== What is expected ==
All lines in which the word "without" occurs are to be extracted.

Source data
(begin)

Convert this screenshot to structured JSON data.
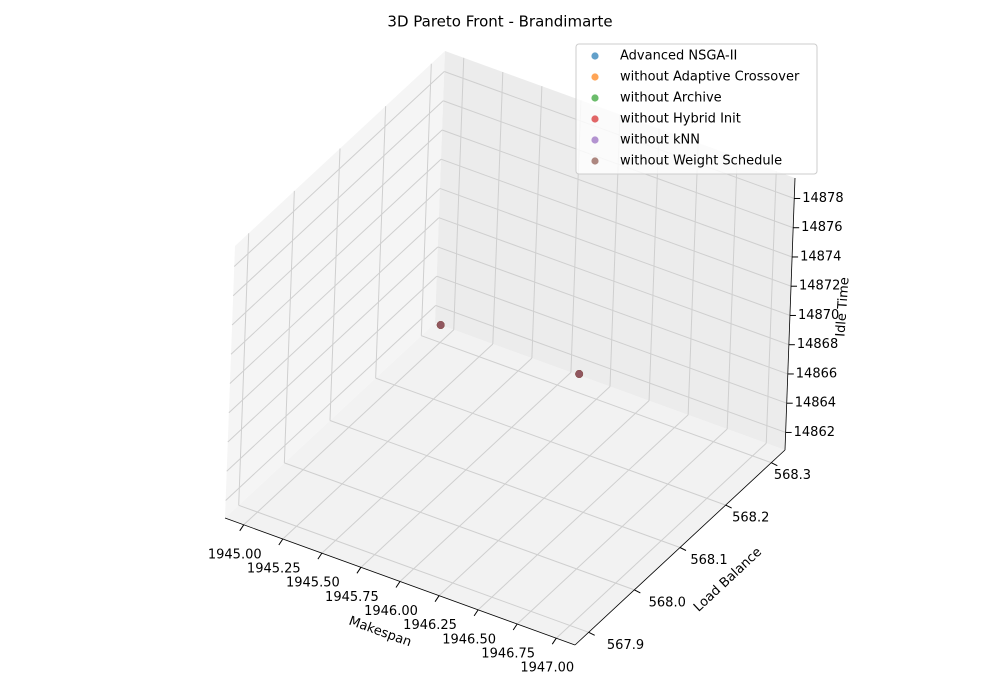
{
  "chart_data": {
    "type": "scatter3d",
    "title": "3D Pareto Front - Brandimarte",
    "xlabel": "Makespan",
    "ylabel": "Load Balance",
    "zlabel": "Idle Time",
    "xlim": [
      1944.88,
      1947.12
    ],
    "ylim": [
      567.87,
      568.33
    ],
    "zlim": [
      14860.8,
      14879.4
    ],
    "xticks": [
      {
        "value": 1945,
        "label": "1945.00"
      },
      {
        "value": 1945.25,
        "label": "1945.25"
      },
      {
        "value": 1945.5,
        "label": "1945.50"
      },
      {
        "value": 1945.75,
        "label": "1945.75"
      },
      {
        "value": 1946,
        "label": "1946.00"
      },
      {
        "value": 1946.25,
        "label": "1946.25"
      },
      {
        "value": 1946.5,
        "label": "1946.50"
      },
      {
        "value": 1946.75,
        "label": "1946.75"
      },
      {
        "value": 1947,
        "label": "1947.00"
      }
    ],
    "yticks": [
      567.9,
      {
        "value": 568,
        "label": "568.0"
      },
      568.1,
      568.2,
      568.3
    ],
    "zticks": [
      14862,
      14864,
      14866,
      14868,
      14870,
      14872,
      14874,
      14876,
      14878
    ],
    "grid": true,
    "legend": "upper right",
    "series": [
      {
        "name": "Advanced NSGA-II",
        "color": "#1f77b4",
        "x": [
          1945,
          1947
        ],
        "y": [
          568.3,
          567.9
        ],
        "z": [
          14862,
          14878
        ]
      },
      {
        "name": "without Adaptive Crossover",
        "color": "#ff7f0e",
        "x": [
          1945,
          1947
        ],
        "y": [
          568.3,
          567.9
        ],
        "z": [
          14862,
          14878
        ]
      },
      {
        "name": "without Archive",
        "color": "#2ca02c",
        "x": [
          1945,
          1947
        ],
        "y": [
          568.3,
          567.9
        ],
        "z": [
          14862,
          14878
        ]
      },
      {
        "name": "without Hybrid Init",
        "color": "#d62728",
        "x": [
          1945,
          1947
        ],
        "y": [
          568.3,
          567.9
        ],
        "z": [
          14862,
          14878
        ]
      },
      {
        "name": "without kNN",
        "color": "#9467bd",
        "x": [
          1945,
          1947
        ],
        "y": [
          568.3,
          567.9
        ],
        "z": [
          14862,
          14878
        ]
      },
      {
        "name": "without Weight Schedule",
        "color": "#8c564b",
        "x": [
          1945,
          1947
        ],
        "y": [
          568.3,
          567.9
        ],
        "z": [
          14862,
          14878
        ]
      }
    ]
  }
}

(end)

== Result below ==
        "name": "without Adaptive Crossover",
        "name": "without Archive",
        "name": "without Hybrid Init",
        "name": "without kNN",
        "name": "without Weight Schedule",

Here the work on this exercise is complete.